Omit every image, and transcribe the remaining entries exactly as given.

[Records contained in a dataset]
— Start —
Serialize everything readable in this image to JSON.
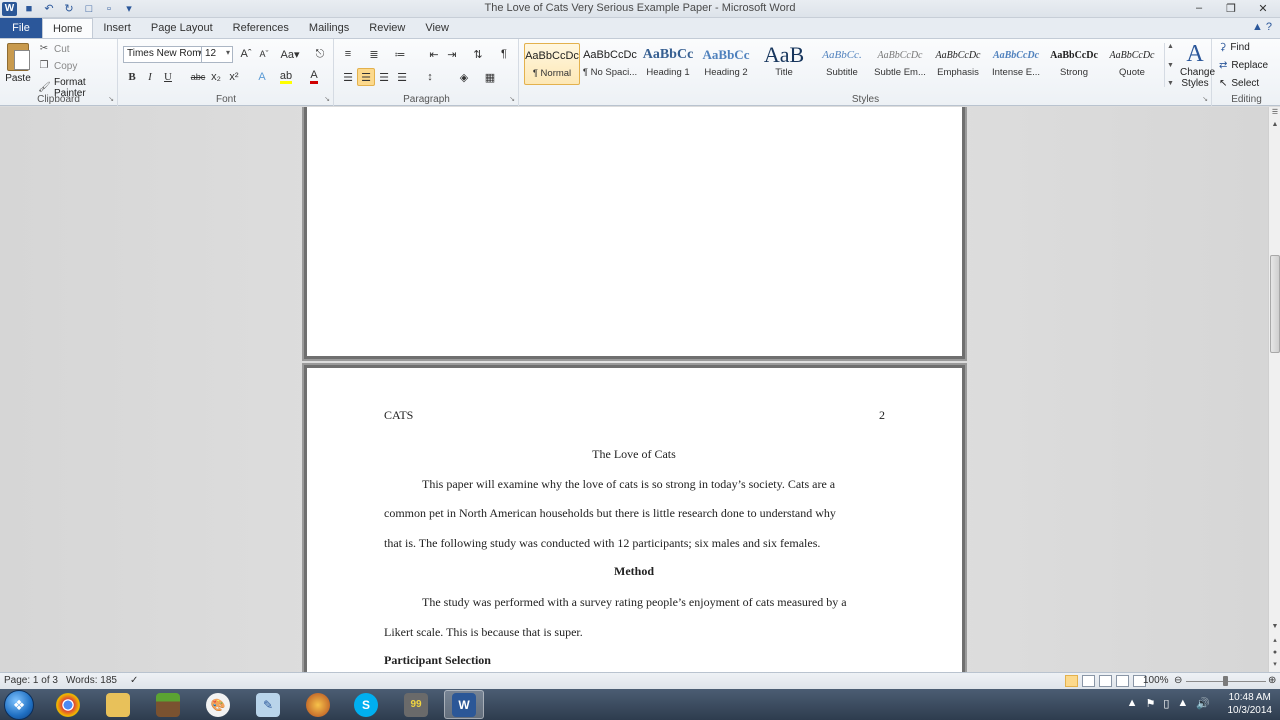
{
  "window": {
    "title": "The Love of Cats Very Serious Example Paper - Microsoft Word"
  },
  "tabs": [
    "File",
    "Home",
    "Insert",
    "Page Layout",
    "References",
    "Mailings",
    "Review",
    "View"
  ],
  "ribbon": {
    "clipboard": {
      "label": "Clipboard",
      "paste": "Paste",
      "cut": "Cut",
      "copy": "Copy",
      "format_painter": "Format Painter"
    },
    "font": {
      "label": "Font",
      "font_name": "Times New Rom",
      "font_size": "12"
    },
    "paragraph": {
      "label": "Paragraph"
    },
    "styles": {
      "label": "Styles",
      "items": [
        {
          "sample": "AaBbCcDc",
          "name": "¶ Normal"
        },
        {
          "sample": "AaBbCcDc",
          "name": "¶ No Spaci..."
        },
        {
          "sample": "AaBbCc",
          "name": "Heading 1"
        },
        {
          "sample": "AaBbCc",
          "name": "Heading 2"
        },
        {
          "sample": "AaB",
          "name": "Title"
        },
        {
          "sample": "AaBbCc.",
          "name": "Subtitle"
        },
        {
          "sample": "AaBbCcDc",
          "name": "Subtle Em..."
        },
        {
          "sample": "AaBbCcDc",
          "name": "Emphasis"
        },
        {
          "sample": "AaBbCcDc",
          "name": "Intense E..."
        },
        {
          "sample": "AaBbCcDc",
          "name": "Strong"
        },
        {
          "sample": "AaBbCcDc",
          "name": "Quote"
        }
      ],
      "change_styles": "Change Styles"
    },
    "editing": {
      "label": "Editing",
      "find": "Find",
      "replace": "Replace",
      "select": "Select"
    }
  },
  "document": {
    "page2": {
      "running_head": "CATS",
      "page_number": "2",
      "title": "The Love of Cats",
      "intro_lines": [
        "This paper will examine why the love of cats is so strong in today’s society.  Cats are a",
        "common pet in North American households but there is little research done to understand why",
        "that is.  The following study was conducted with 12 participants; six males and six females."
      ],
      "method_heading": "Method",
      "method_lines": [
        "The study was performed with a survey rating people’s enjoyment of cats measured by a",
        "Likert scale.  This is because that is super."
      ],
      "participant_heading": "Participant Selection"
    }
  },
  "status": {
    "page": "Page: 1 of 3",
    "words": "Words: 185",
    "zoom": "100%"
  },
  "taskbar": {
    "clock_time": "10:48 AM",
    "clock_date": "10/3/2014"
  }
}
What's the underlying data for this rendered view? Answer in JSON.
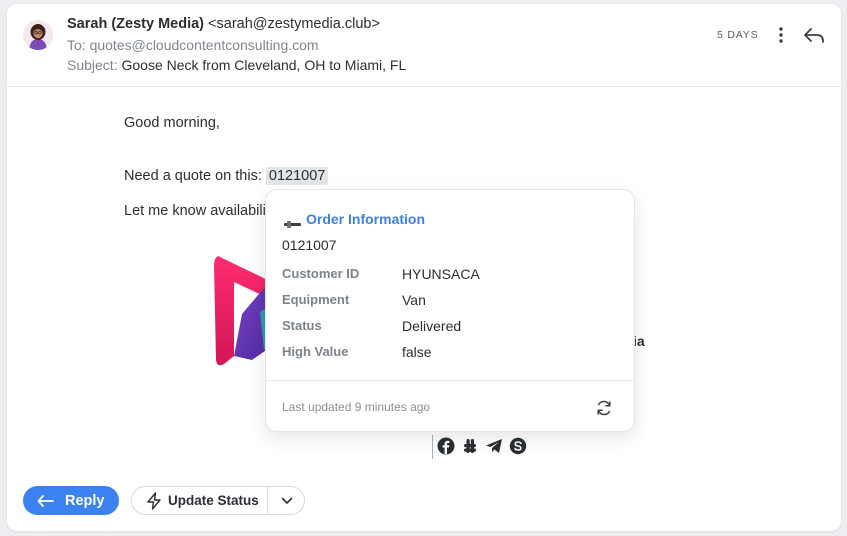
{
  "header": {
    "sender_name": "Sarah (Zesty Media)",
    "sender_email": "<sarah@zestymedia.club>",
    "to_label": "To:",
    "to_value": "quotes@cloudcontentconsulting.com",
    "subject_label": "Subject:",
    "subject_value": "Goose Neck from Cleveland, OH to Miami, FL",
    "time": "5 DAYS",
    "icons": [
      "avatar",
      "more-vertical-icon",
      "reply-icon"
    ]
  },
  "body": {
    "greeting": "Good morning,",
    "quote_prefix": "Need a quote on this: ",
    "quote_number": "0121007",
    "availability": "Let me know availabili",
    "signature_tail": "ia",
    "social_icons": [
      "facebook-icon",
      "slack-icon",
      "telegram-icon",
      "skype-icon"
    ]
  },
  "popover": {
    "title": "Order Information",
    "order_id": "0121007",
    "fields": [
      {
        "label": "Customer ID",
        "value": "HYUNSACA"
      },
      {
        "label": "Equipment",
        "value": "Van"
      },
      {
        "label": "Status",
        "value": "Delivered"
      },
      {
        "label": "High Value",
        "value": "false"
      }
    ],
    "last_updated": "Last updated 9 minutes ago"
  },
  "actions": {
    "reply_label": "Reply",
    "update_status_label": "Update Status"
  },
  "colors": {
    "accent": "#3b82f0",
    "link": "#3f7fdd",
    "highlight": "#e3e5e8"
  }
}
— End —
● **Final result**
Serialize everything readable in this image to JSON.
{
  "window": {
    "title": "The Love of Cats Very Serious Example Paper - Microsoft Word"
  },
  "tabs": [
    "File",
    "Home",
    "Insert",
    "Page Layout",
    "References",
    "Mailings",
    "Review",
    "View"
  ],
  "ribbon": {
    "clipboard": {
      "label": "Clipboard",
      "paste": "Paste",
      "cut": "Cut",
      "copy": "Copy",
      "format_painter": "Format Painter"
    },
    "font": {
      "label": "Font",
      "font_name": "Times New Rom",
      "font_size": "12"
    },
    "paragraph": {
      "label": "Paragraph"
    },
    "styles": {
      "label": "Styles",
      "items": [
        {
          "sample": "AaBbCcDc",
          "name": "¶ Normal"
        },
        {
          "sample": "AaBbCcDc",
          "name": "¶ No Spaci..."
        },
        {
          "sample": "AaBbCc",
          "name": "Heading 1"
        },
        {
          "sample": "AaBbCc",
          "name": "Heading 2"
        },
        {
          "sample": "AaB",
          "name": "Title"
        },
        {
          "sample": "AaBbCc.",
          "name": "Subtitle"
        },
        {
          "sample": "AaBbCcDc",
          "name": "Subtle Em..."
        },
        {
          "sample": "AaBbCcDc",
          "name": "Emphasis"
        },
        {
          "sample": "AaBbCcDc",
          "name": "Intense E..."
        },
        {
          "sample": "AaBbCcDc",
          "name": "Strong"
        },
        {
          "sample": "AaBbCcDc",
          "name": "Quote"
        }
      ],
      "change_styles": "Change Styles"
    },
    "editing": {
      "label": "Editing",
      "find": "Find",
      "replace": "Replace",
      "select": "Select"
    }
  },
  "document": {
    "page2": {
      "running_head": "CATS",
      "page_number": "2",
      "title": "The Love of Cats",
      "intro_lines": [
        "This paper will examine why the love of cats is so strong in today’s society.  Cats are a",
        "common pet in North American households but there is little research done to understand why",
        "that is.  The following study was conducted with 12 participants; six males and six females."
      ],
      "method_heading": "Method",
      "method_lines": [
        "The study was performed with a survey rating people’s enjoyment of cats measured by a",
        "Likert scale.  This is because that is super."
      ],
      "participant_heading": "Participant Selection"
    }
  },
  "status": {
    "page": "Page: 1 of 3",
    "words": "Words: 185",
    "zoom": "100%"
  },
  "taskbar": {
    "clock_time": "10:48 AM",
    "clock_date": "10/3/2014"
  }
}
What's the underlying data for this rendered view? Answer in JSON.
{
  "header": {
    "sender_name": "Sarah (Zesty Media)",
    "sender_email": "<sarah@zestymedia.club>",
    "to_label": "To:",
    "to_value": "quotes@cloudcontentconsulting.com",
    "subject_label": "Subject:",
    "subject_value": "Goose Neck from Cleveland, OH to Miami, FL",
    "time": "5 DAYS",
    "icons": [
      "avatar",
      "more-vertical-icon",
      "reply-icon"
    ]
  },
  "body": {
    "greeting": "Good morning,",
    "quote_prefix": "Need a quote on this: ",
    "quote_number": "0121007",
    "availability": "Let me know availabili",
    "signature_tail": "ia",
    "social_icons": [
      "facebook-icon",
      "slack-icon",
      "telegram-icon",
      "skype-icon"
    ]
  },
  "popover": {
    "title": "Order Information",
    "order_id": "0121007",
    "fields": [
      {
        "label": "Customer ID",
        "value": "HYUNSACA"
      },
      {
        "label": "Equipment",
        "value": "Van"
      },
      {
        "label": "Status",
        "value": "Delivered"
      },
      {
        "label": "High Value",
        "value": "false"
      }
    ],
    "last_updated": "Last updated 9 minutes ago"
  },
  "actions": {
    "reply_label": "Reply",
    "update_status_label": "Update Status"
  },
  "colors": {
    "accent": "#3b82f0",
    "link": "#3f7fdd",
    "highlight": "#e3e5e8"
  }
}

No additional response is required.